* Work instructions
Write out all lines holding the word "this".

─── Data for the task ───

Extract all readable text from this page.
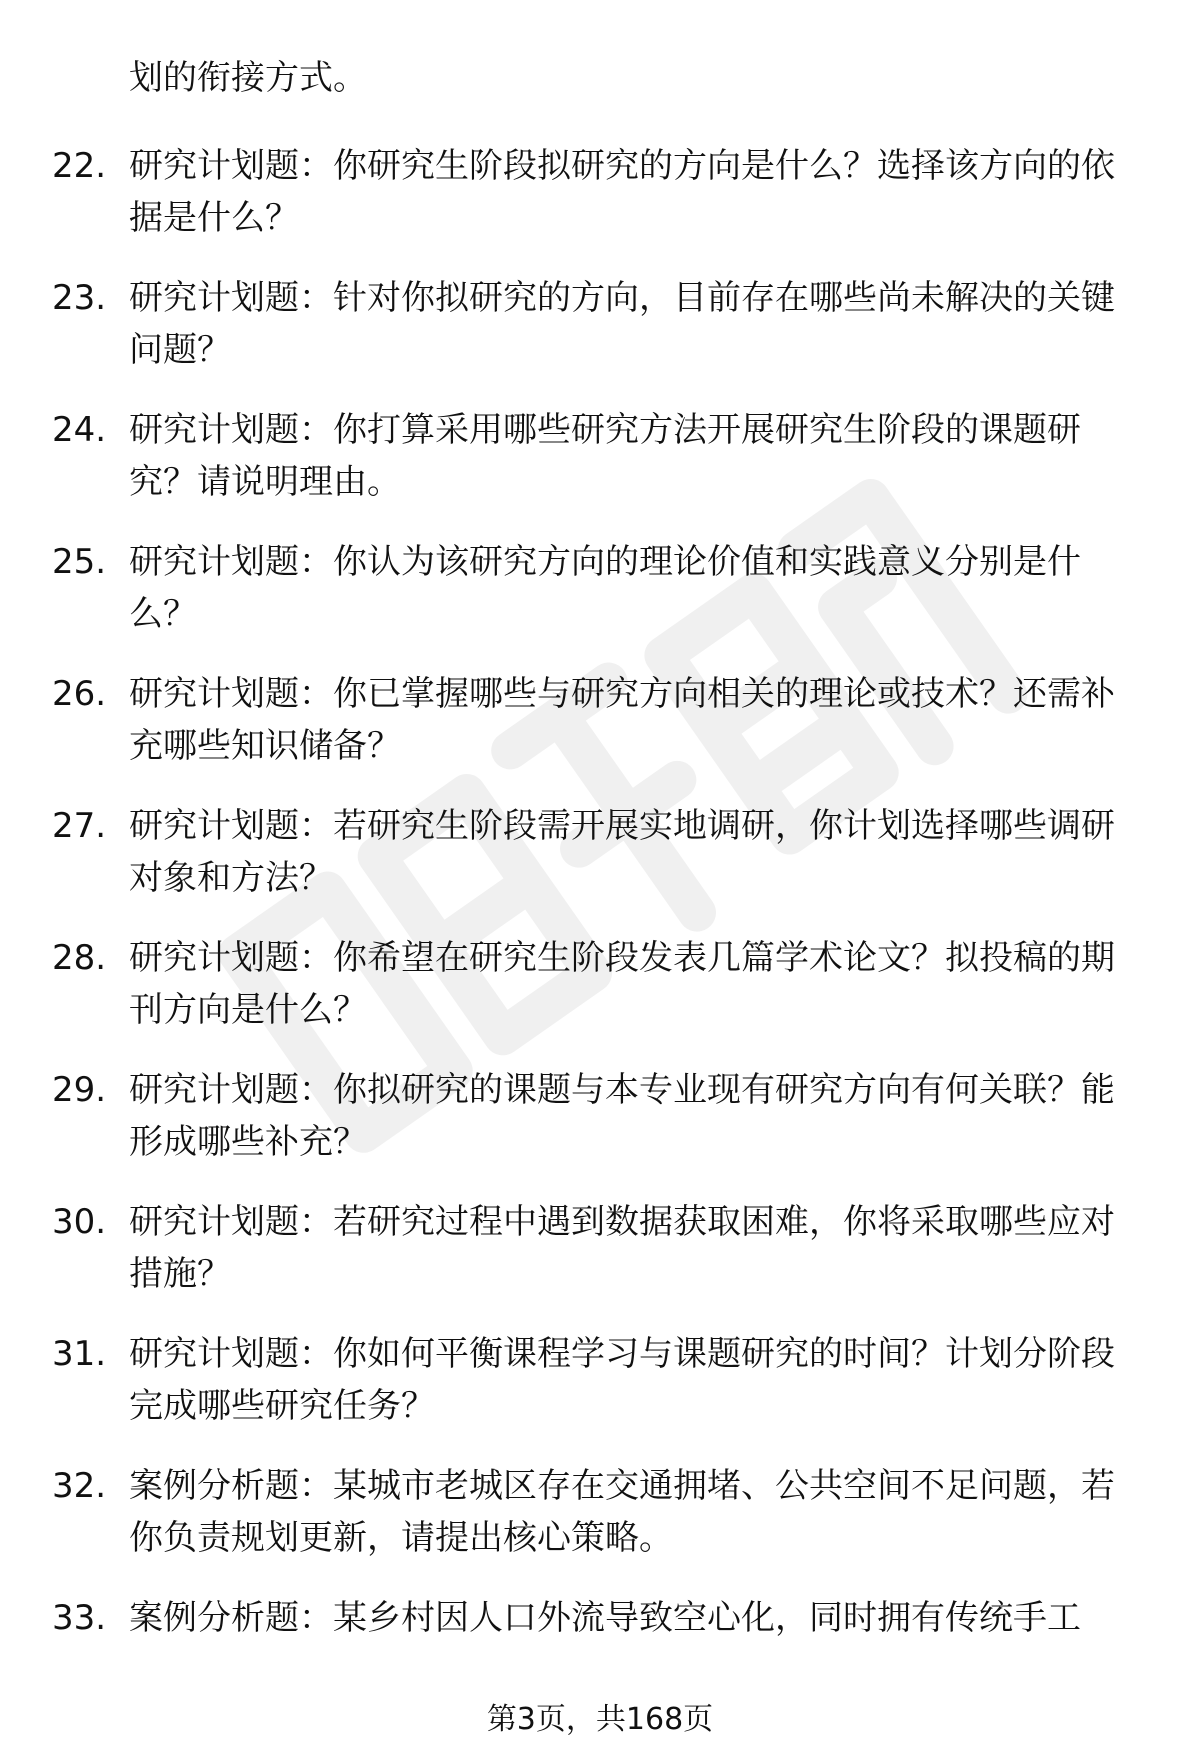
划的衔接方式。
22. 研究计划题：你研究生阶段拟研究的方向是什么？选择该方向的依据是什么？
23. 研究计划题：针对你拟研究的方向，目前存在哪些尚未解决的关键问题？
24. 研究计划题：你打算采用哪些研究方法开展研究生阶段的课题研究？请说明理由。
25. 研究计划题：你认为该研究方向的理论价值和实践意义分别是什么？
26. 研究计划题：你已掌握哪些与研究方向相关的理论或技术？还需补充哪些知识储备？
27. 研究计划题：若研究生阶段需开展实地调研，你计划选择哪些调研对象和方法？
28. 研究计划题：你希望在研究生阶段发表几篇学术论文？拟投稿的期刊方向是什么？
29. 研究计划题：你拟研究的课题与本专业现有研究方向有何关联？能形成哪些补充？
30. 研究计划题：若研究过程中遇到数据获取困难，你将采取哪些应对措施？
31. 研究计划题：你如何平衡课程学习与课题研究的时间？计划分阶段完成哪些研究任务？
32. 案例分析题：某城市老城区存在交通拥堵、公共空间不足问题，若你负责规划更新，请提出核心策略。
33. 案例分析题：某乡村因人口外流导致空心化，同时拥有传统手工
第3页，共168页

───
─── Data for the task ───

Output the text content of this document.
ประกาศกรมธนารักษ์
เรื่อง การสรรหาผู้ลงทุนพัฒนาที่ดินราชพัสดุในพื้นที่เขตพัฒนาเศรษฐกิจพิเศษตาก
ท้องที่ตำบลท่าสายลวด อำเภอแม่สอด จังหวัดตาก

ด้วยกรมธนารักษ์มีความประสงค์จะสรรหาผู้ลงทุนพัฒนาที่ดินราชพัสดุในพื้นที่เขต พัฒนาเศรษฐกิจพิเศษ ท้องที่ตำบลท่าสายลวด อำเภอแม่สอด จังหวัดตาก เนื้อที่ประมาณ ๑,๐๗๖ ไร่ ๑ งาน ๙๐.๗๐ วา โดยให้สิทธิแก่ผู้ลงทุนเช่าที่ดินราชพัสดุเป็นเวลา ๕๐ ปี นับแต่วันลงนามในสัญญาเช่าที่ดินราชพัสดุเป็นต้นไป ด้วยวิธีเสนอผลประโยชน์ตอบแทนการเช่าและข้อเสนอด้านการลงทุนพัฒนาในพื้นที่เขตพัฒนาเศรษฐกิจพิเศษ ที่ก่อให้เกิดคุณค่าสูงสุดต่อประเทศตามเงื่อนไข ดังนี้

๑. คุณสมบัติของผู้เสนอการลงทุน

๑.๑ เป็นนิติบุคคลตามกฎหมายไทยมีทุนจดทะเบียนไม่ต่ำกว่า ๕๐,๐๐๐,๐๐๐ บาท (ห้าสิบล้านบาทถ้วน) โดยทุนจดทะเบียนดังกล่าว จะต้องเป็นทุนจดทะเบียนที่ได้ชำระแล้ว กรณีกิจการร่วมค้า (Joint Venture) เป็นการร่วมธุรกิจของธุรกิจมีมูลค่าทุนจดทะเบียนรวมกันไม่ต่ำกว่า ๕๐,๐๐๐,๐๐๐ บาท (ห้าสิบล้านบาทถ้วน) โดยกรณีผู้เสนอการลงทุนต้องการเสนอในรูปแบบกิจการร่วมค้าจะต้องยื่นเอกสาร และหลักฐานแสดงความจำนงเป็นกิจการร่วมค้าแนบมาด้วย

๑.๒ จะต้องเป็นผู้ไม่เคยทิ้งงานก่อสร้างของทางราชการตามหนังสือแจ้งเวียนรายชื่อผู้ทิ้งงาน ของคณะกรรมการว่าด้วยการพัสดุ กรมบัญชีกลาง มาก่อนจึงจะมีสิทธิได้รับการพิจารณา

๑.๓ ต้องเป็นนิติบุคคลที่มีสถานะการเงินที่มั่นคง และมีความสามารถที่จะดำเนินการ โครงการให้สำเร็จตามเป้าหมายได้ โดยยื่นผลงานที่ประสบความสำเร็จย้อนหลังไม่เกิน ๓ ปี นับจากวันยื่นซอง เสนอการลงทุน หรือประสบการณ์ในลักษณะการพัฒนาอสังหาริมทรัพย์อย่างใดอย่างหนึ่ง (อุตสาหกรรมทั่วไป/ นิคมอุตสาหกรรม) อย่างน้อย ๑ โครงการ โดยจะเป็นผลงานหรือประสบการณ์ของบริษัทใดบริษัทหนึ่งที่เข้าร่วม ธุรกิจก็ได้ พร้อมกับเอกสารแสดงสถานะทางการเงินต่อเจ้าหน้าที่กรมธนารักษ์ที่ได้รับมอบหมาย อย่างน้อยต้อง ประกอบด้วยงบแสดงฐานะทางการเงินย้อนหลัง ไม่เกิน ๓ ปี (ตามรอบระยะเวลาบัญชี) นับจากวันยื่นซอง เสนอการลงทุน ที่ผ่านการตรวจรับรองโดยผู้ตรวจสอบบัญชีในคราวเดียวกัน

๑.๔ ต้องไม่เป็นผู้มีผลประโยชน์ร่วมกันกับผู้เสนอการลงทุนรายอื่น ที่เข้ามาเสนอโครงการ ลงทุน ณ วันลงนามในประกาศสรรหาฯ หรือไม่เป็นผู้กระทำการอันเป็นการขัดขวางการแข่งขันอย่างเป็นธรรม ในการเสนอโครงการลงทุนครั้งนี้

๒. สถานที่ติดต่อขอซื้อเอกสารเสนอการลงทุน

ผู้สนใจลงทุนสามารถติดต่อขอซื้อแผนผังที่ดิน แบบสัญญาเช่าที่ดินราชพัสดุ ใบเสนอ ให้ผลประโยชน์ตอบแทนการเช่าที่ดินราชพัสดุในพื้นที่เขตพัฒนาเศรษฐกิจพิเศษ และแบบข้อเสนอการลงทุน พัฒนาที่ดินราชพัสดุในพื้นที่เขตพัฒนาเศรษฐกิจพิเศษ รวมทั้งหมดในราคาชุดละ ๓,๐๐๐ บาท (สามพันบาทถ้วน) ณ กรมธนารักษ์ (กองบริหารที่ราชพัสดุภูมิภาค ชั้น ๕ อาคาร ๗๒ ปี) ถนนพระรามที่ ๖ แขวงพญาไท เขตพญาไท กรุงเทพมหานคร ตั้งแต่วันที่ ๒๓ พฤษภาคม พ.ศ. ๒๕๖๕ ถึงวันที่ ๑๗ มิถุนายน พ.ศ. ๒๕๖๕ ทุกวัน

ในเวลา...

───

* Solution to the problem
Extract all readable text from this page.
Output the text content of this document.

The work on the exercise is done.